— start —

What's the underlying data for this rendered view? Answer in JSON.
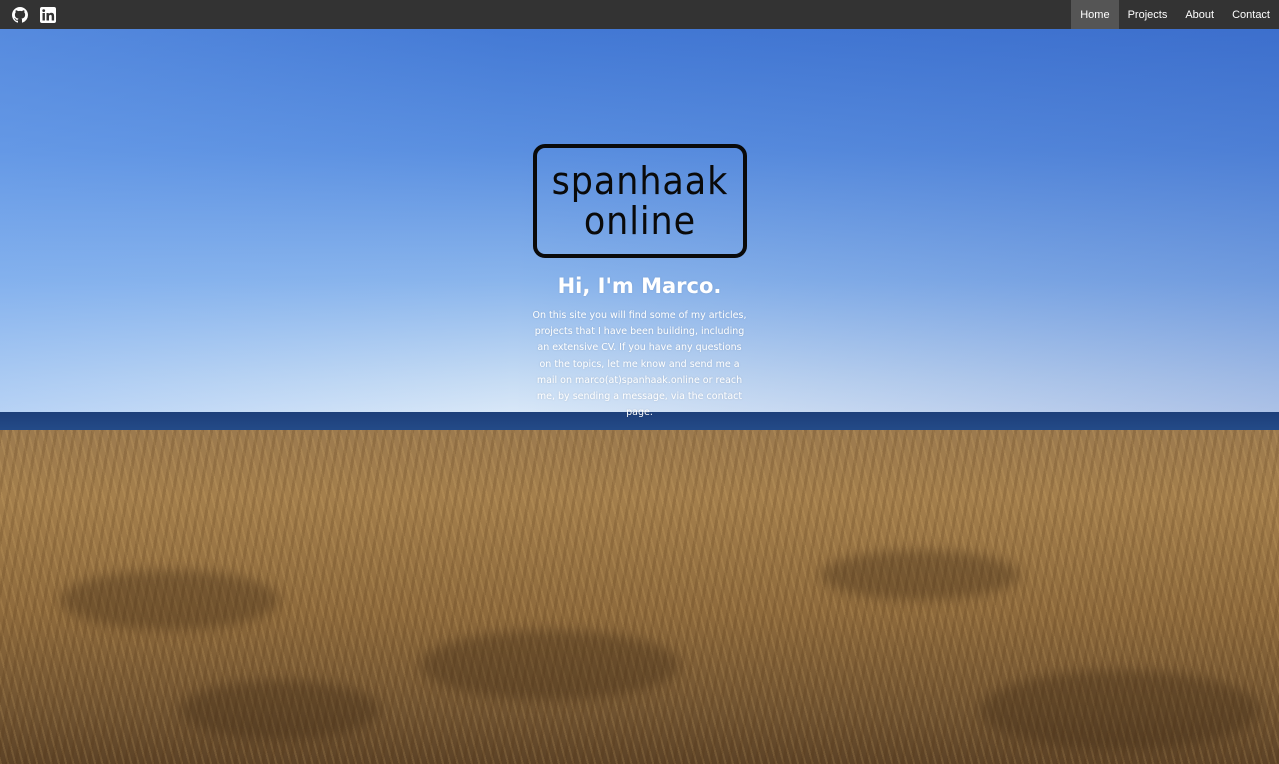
{
  "header": {
    "social": [
      {
        "icon": "github-icon"
      },
      {
        "icon": "linkedin-icon"
      }
    ],
    "nav": [
      {
        "label": "Home",
        "active": true
      },
      {
        "label": "Projects",
        "active": false
      },
      {
        "label": "About",
        "active": false
      },
      {
        "label": "Contact",
        "active": false
      }
    ]
  },
  "hero": {
    "logo_line1": "spanhaak",
    "logo_line2": "online",
    "greeting": "Hi, I'm Marco.",
    "intro": "On this site you will find some of my articles, projects that I have been building, including an extensive CV. If you have any questions on the topics, let me know and send me a mail on marco(at)spanhaak.online or reach me, by sending a message, via the contact page."
  },
  "colors": {
    "navbar_bg": "#333333",
    "nav_active_bg": "#555555",
    "text_light": "#ffffff"
  }
}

— end —

WHAT YOU WILL DO: Pictures are to be left out; the records above must be repeated word for word.

EXERCISE RESPONSE:
What's the underlying data for this rendered view? Answer in JSON.
{
  "header": {
    "social": [
      {
        "icon": "github-icon"
      },
      {
        "icon": "linkedin-icon"
      }
    ],
    "nav": [
      {
        "label": "Home",
        "active": true
      },
      {
        "label": "Projects",
        "active": false
      },
      {
        "label": "About",
        "active": false
      },
      {
        "label": "Contact",
        "active": false
      }
    ]
  },
  "hero": {
    "logo_line1": "spanhaak",
    "logo_line2": "online",
    "greeting": "Hi, I'm Marco.",
    "intro": "On this site you will find some of my articles, projects that I have been building, including an extensive CV. If you have any questions on the topics, let me know and send me a mail on marco(at)spanhaak.online or reach me, by sending a message, via the contact page."
  },
  "colors": {
    "navbar_bg": "#333333",
    "nav_active_bg": "#555555",
    "text_light": "#ffffff"
  }
}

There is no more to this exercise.